- _Do this_: Reproduce all the entries exactly and keep the pictures out.

- _Provided data_:
━━━━━━━━━━━━━━━━

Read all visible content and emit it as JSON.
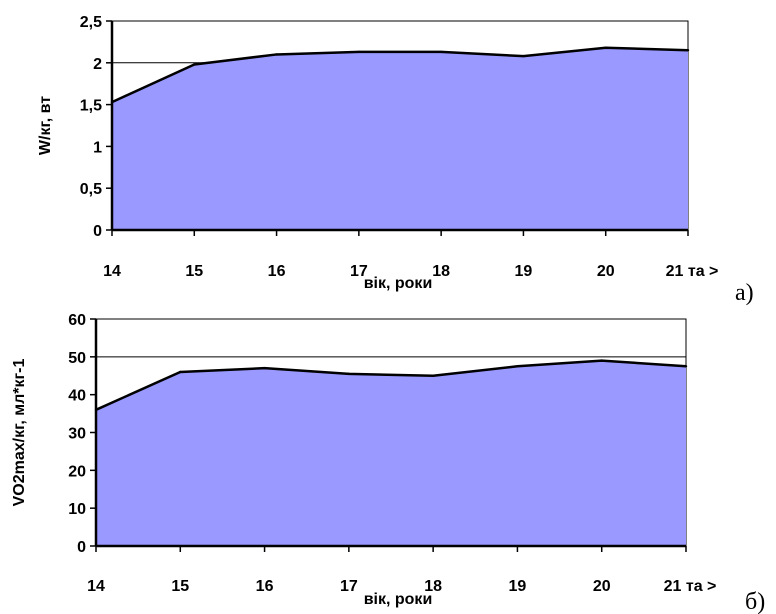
{
  "chart_data": [
    {
      "type": "area",
      "panel_label": "а)",
      "categories": [
        "14",
        "15",
        "16",
        "17",
        "18",
        "19",
        "20",
        "21 та >"
      ],
      "values": [
        1.53,
        1.98,
        2.1,
        2.13,
        2.13,
        2.08,
        2.18,
        2.15
      ],
      "ylim": [
        0,
        2.5
      ],
      "yticks": [
        "0",
        "0,5",
        "1",
        "1,5",
        "2",
        "2,5"
      ],
      "ytick_values": [
        0,
        0.5,
        1,
        1.5,
        2,
        2.5
      ],
      "gridlines": [
        2
      ],
      "xlabel": "вік, роки",
      "ylabel": "W/кг, вт",
      "fill_color": "#9999ff",
      "line_color": "#000000"
    },
    {
      "type": "area",
      "panel_label": "б)",
      "categories": [
        "14",
        "15",
        "16",
        "17",
        "18",
        "19",
        "20",
        "21 та >"
      ],
      "values": [
        36,
        46,
        47,
        45.5,
        45,
        47.5,
        49,
        47.5
      ],
      "ylim": [
        0,
        60
      ],
      "yticks": [
        "0",
        "10",
        "20",
        "30",
        "40",
        "50",
        "60"
      ],
      "ytick_values": [
        0,
        10,
        20,
        30,
        40,
        50,
        60
      ],
      "gridlines": [
        50
      ],
      "xlabel": "вік, роки",
      "ylabel": "VO2max/кг, мл*кг-1",
      "fill_color": "#9999ff",
      "line_color": "#000000"
    }
  ]
}
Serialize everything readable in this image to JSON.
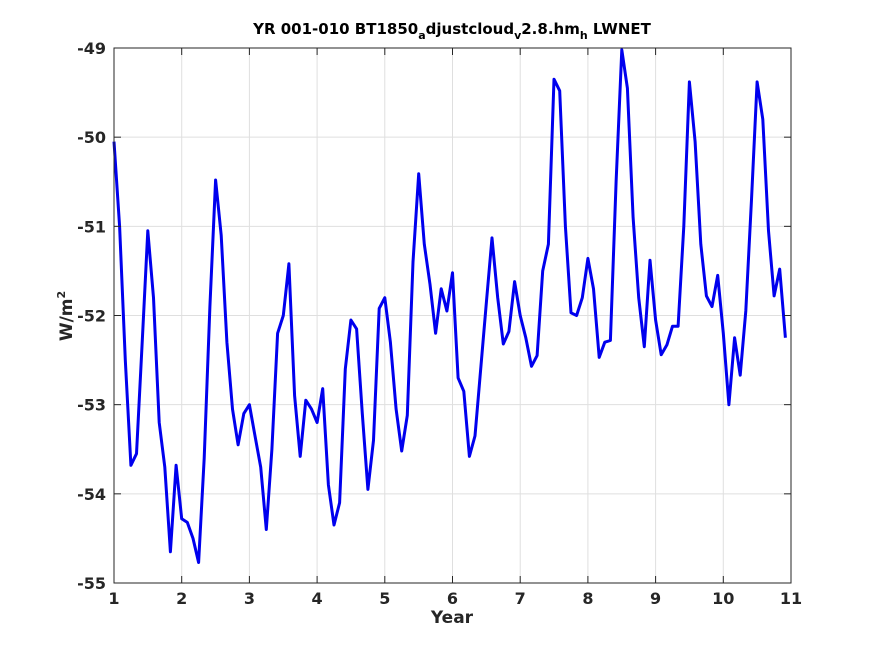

━━━━━━━━━━━━━━━━

- _Task solution_:
Read all visible content and emit it as JSON.
{
  "chart_data": [
    {
      "type": "area",
      "panel_label": "а)",
      "categories": [
        "14",
        "15",
        "16",
        "17",
        "18",
        "19",
        "20",
        "21 та >"
      ],
      "values": [
        1.53,
        1.98,
        2.1,
        2.13,
        2.13,
        2.08,
        2.18,
        2.15
      ],
      "ylim": [
        0,
        2.5
      ],
      "yticks": [
        "0",
        "0,5",
        "1",
        "1,5",
        "2",
        "2,5"
      ],
      "ytick_values": [
        0,
        0.5,
        1,
        1.5,
        2,
        2.5
      ],
      "gridlines": [
        2
      ],
      "xlabel": "вік, роки",
      "ylabel": "W/кг, вт",
      "fill_color": "#9999ff",
      "line_color": "#000000"
    },
    {
      "type": "area",
      "panel_label": "б)",
      "categories": [
        "14",
        "15",
        "16",
        "17",
        "18",
        "19",
        "20",
        "21 та >"
      ],
      "values": [
        36,
        46,
        47,
        45.5,
        45,
        47.5,
        49,
        47.5
      ],
      "ylim": [
        0,
        60
      ],
      "yticks": [
        "0",
        "10",
        "20",
        "30",
        "40",
        "50",
        "60"
      ],
      "ytick_values": [
        0,
        10,
        20,
        30,
        40,
        50,
        60
      ],
      "gridlines": [
        50
      ],
      "xlabel": "вік, роки",
      "ylabel": "VO2max/кг, мл*кг-1",
      "fill_color": "#9999ff",
      "line_color": "#000000"
    }
  ]
}
Serialize everything readable in this image to JSON.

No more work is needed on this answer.